→ What to produce
What is the number of lines containing the word "FROM"? Give that number alone.

→ Extracted entries
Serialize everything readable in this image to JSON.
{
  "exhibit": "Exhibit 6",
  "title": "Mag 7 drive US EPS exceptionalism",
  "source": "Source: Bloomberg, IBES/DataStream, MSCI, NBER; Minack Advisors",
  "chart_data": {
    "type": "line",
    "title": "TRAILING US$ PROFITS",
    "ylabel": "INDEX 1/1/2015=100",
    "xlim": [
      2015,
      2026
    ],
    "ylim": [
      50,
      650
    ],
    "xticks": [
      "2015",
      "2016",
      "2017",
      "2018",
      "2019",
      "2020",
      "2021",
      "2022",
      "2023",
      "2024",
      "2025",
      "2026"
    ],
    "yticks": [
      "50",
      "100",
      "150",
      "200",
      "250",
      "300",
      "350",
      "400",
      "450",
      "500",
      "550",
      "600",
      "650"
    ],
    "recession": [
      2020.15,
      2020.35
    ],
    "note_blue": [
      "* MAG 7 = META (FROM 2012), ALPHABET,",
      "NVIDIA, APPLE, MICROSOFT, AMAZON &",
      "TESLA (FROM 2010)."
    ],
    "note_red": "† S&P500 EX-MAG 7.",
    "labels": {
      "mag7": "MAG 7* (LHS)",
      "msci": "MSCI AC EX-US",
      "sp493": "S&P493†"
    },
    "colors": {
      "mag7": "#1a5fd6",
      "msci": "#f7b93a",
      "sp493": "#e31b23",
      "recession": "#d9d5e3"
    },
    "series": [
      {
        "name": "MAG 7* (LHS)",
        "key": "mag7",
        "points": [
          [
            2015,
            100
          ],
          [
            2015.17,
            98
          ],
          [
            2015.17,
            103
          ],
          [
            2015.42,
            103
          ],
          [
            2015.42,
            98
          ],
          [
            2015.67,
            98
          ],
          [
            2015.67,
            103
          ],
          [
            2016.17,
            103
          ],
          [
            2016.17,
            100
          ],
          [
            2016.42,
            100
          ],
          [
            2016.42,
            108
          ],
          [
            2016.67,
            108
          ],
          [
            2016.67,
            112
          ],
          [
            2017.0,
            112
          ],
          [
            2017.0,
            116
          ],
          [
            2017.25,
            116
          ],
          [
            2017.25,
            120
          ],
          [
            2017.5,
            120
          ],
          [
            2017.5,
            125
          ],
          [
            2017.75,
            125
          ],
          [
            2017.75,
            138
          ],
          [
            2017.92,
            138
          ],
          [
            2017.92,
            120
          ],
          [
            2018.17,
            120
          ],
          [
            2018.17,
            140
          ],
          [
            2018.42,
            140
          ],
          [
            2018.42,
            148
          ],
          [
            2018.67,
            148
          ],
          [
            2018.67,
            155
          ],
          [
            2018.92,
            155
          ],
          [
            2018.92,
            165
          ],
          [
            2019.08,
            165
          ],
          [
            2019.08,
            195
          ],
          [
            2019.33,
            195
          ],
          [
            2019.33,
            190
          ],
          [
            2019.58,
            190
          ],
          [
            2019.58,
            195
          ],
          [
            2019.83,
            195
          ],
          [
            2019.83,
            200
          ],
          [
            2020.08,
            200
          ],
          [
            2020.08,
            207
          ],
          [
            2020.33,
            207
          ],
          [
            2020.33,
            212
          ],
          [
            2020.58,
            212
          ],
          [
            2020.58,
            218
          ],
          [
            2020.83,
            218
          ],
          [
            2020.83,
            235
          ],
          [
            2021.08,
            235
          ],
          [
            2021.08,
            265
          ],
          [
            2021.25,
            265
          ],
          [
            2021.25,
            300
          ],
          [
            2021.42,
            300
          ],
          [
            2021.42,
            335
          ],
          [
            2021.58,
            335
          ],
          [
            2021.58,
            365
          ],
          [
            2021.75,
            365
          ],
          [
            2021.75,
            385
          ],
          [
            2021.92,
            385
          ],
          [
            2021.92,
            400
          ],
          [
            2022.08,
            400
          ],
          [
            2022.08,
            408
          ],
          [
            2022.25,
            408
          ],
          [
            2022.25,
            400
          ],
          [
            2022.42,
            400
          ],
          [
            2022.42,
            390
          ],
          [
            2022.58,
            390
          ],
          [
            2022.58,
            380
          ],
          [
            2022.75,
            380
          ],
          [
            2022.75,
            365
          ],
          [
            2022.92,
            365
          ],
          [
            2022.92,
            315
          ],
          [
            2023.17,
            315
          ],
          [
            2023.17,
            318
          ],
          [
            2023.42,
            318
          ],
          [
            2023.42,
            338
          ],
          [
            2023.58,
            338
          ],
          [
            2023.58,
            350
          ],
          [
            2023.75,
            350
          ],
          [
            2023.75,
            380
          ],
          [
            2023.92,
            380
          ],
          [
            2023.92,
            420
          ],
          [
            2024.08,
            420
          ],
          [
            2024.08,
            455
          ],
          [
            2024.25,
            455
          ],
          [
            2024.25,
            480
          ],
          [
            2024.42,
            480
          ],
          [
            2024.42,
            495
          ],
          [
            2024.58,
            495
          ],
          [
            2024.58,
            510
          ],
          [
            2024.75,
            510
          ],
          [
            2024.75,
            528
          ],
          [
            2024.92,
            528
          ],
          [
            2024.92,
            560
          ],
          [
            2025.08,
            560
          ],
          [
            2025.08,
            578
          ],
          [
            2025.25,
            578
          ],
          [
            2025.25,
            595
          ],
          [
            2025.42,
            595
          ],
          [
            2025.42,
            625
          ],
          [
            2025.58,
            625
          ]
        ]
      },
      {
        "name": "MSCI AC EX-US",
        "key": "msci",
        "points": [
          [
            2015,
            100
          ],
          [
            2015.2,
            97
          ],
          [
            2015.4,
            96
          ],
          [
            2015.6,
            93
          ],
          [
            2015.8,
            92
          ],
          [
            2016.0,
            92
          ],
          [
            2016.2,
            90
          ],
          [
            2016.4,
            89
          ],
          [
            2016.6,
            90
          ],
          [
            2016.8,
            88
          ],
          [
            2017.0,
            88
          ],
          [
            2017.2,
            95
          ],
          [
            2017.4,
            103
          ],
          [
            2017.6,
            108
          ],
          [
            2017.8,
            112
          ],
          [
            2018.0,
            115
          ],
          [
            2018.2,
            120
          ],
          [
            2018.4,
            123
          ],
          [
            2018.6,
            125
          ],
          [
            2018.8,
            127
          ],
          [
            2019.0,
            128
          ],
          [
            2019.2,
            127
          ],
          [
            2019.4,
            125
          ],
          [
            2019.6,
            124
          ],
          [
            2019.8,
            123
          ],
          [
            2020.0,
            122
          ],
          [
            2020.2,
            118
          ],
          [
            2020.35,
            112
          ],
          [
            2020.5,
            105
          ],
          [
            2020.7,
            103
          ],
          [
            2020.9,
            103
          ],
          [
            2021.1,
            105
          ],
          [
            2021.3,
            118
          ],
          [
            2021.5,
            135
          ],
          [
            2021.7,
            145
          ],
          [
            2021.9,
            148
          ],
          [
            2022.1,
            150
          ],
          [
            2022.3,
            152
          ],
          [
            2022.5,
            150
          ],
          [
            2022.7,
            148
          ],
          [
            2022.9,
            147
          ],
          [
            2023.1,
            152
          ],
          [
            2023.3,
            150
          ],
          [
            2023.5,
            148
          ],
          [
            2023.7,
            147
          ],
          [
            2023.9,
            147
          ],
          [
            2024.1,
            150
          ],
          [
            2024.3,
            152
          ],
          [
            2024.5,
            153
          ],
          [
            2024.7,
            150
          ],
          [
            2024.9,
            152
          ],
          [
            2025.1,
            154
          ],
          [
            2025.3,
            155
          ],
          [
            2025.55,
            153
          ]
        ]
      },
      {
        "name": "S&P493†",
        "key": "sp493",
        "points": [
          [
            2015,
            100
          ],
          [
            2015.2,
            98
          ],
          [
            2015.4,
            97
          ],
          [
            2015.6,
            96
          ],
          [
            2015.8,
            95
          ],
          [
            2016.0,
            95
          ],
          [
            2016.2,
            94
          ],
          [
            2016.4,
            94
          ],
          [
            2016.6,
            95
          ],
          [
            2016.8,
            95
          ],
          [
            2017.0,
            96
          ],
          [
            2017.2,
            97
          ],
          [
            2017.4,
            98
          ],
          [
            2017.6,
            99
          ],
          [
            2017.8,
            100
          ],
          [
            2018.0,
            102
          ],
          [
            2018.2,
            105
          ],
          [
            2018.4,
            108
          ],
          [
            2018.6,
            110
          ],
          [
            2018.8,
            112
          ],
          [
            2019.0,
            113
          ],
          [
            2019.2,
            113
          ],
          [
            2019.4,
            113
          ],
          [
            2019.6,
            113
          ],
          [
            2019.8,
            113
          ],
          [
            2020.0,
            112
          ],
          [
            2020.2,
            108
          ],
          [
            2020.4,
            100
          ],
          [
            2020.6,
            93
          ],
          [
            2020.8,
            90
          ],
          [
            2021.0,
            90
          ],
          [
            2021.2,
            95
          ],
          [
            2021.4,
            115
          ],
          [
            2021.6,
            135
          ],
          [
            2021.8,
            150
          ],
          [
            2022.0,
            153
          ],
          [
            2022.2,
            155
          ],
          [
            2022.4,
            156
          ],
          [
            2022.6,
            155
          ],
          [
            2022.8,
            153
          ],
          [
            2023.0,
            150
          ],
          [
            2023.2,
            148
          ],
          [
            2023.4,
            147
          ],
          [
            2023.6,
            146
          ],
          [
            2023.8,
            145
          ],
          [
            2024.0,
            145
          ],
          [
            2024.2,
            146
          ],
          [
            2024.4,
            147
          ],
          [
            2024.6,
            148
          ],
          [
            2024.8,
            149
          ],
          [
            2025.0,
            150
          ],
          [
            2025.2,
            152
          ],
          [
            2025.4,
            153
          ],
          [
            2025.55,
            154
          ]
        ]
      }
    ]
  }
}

...

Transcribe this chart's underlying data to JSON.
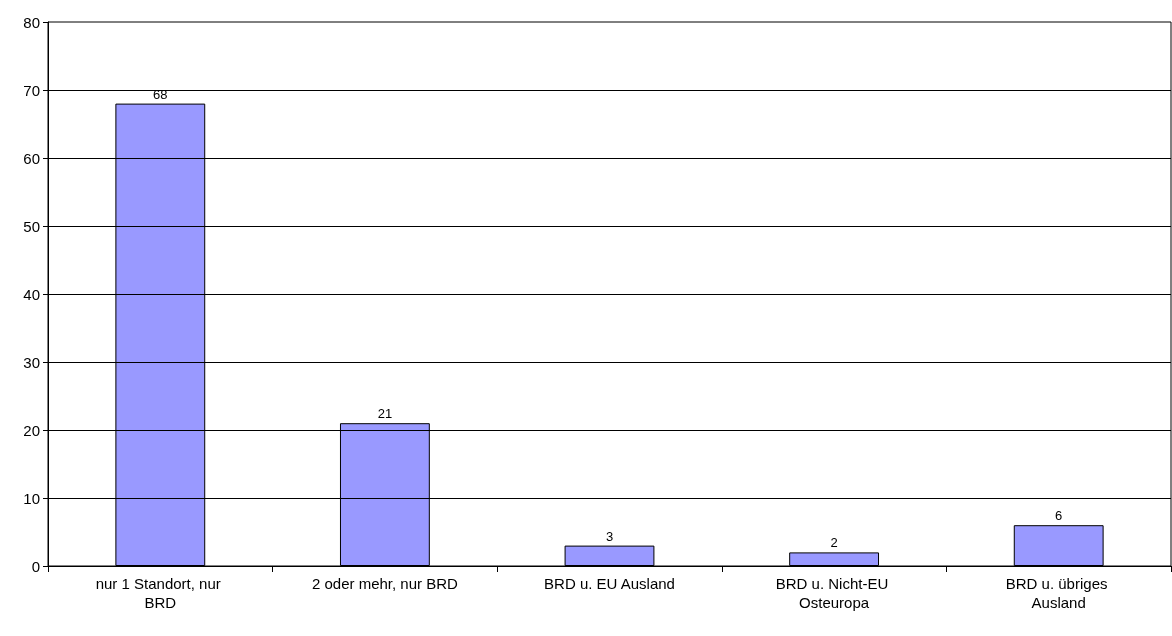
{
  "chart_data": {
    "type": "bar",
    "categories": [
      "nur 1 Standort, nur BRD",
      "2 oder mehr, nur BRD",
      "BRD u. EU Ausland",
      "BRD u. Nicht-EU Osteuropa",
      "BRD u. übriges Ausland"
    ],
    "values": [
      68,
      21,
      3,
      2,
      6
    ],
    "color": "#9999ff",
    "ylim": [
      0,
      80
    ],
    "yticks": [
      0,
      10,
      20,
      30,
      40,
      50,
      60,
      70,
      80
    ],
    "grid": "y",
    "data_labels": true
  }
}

→ Response for this exercise
2